#### [GIVEN PROBLEM]
Collect all lines below with the string "Rules".

#### [TASK INPUT]
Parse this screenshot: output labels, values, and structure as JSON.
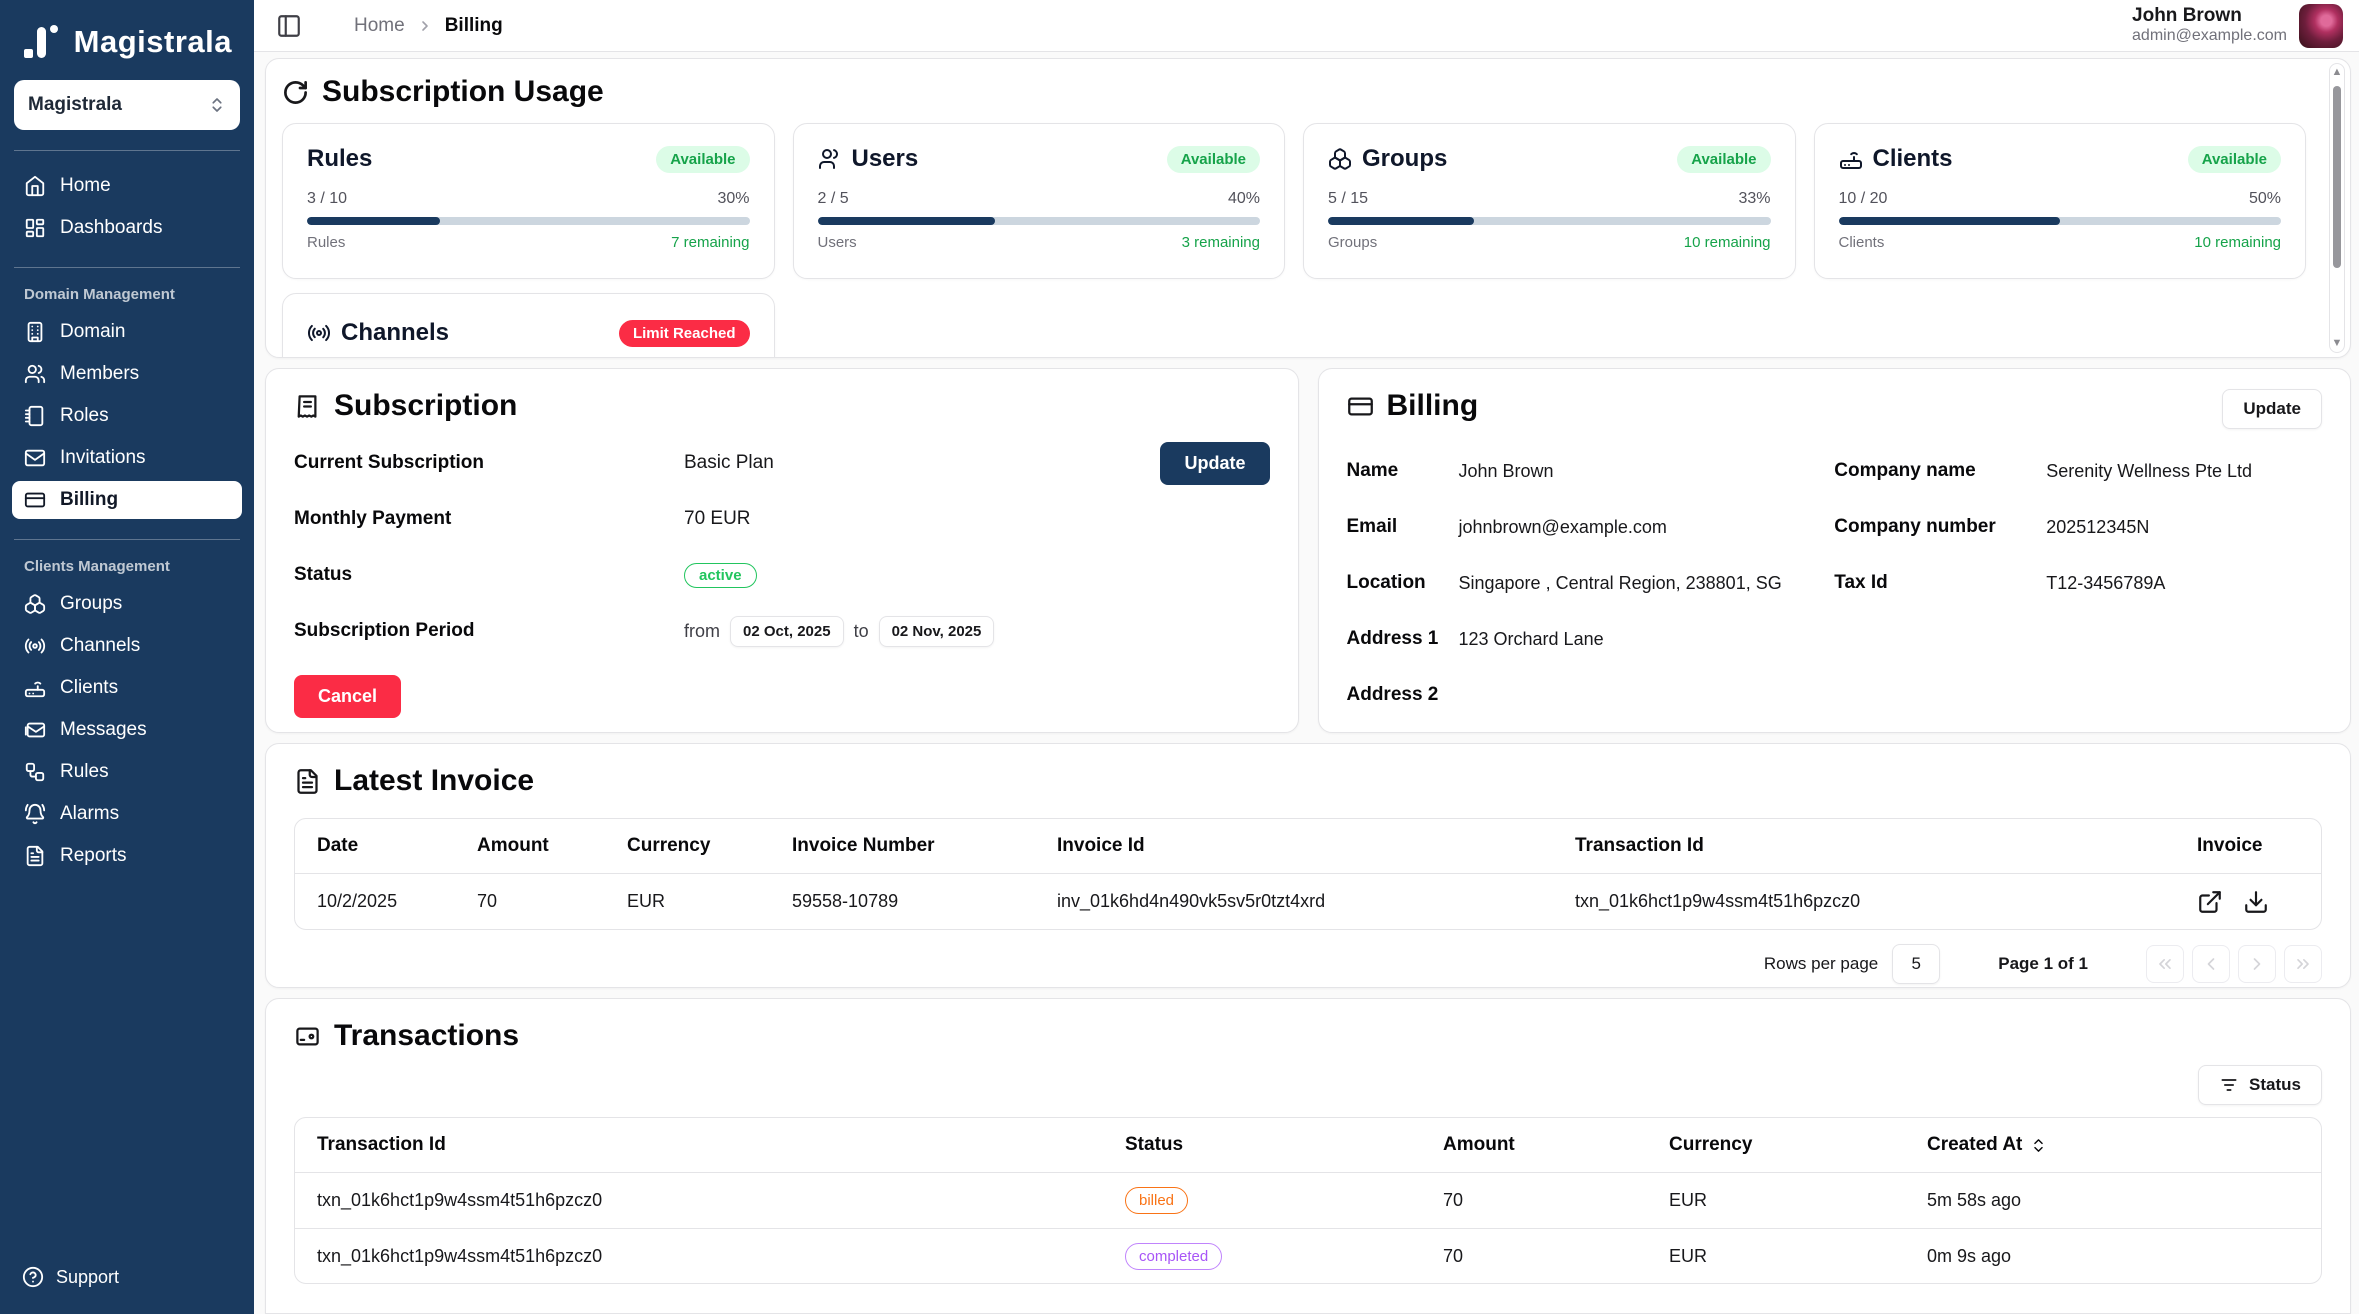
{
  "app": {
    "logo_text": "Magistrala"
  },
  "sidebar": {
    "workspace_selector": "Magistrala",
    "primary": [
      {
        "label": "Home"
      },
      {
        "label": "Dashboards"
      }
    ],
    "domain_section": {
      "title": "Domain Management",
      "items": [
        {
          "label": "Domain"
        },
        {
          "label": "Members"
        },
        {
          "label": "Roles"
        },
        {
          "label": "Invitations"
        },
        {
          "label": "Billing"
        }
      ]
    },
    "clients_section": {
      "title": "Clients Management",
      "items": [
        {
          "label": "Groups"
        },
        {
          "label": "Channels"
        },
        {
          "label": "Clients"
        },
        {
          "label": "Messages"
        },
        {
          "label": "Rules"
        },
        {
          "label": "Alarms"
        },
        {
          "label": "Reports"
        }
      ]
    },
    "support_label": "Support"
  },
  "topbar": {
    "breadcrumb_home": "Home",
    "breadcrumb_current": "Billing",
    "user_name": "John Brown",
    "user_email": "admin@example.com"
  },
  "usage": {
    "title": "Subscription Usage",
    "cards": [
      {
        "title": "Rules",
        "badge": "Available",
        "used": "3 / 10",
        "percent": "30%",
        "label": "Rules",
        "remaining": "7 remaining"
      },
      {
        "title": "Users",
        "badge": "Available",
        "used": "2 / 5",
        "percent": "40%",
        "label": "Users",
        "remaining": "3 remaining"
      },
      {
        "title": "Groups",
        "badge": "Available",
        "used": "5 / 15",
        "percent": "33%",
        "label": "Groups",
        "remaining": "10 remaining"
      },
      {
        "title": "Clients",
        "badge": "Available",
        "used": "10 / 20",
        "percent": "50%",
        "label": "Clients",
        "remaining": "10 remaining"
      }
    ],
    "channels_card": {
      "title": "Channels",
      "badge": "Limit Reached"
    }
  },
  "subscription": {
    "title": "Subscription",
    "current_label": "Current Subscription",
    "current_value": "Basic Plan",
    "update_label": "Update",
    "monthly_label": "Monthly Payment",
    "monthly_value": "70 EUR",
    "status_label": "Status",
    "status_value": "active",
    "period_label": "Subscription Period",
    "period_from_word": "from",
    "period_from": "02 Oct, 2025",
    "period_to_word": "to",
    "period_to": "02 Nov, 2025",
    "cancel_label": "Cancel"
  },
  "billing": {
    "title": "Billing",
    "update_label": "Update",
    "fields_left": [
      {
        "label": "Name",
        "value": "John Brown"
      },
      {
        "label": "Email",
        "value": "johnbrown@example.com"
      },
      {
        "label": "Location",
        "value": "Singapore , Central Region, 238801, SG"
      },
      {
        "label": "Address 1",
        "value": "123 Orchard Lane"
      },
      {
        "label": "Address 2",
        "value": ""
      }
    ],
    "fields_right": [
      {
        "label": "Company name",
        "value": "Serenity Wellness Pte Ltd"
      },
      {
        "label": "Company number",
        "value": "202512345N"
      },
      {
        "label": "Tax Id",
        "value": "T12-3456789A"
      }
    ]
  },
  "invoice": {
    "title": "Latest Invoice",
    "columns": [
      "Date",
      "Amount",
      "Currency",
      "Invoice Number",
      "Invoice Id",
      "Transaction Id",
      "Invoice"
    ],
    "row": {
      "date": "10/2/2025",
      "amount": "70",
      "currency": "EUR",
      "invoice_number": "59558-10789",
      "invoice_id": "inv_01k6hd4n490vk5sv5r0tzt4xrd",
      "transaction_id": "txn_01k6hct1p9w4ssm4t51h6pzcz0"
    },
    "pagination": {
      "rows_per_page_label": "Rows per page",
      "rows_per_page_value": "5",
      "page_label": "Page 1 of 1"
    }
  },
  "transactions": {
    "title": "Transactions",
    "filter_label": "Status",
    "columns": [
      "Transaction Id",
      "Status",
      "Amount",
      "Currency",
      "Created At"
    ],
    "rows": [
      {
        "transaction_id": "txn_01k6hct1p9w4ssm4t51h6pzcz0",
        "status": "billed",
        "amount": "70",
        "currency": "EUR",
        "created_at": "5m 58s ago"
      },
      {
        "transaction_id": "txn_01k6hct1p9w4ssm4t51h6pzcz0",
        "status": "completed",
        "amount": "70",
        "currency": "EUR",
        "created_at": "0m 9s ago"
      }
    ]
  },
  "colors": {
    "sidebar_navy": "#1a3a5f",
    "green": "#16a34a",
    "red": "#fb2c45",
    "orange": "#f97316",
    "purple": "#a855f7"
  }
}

#### [COMPLETE OUTPUT]
          "label": "Rules"
        "title": "Rules",
        "label": "Rules",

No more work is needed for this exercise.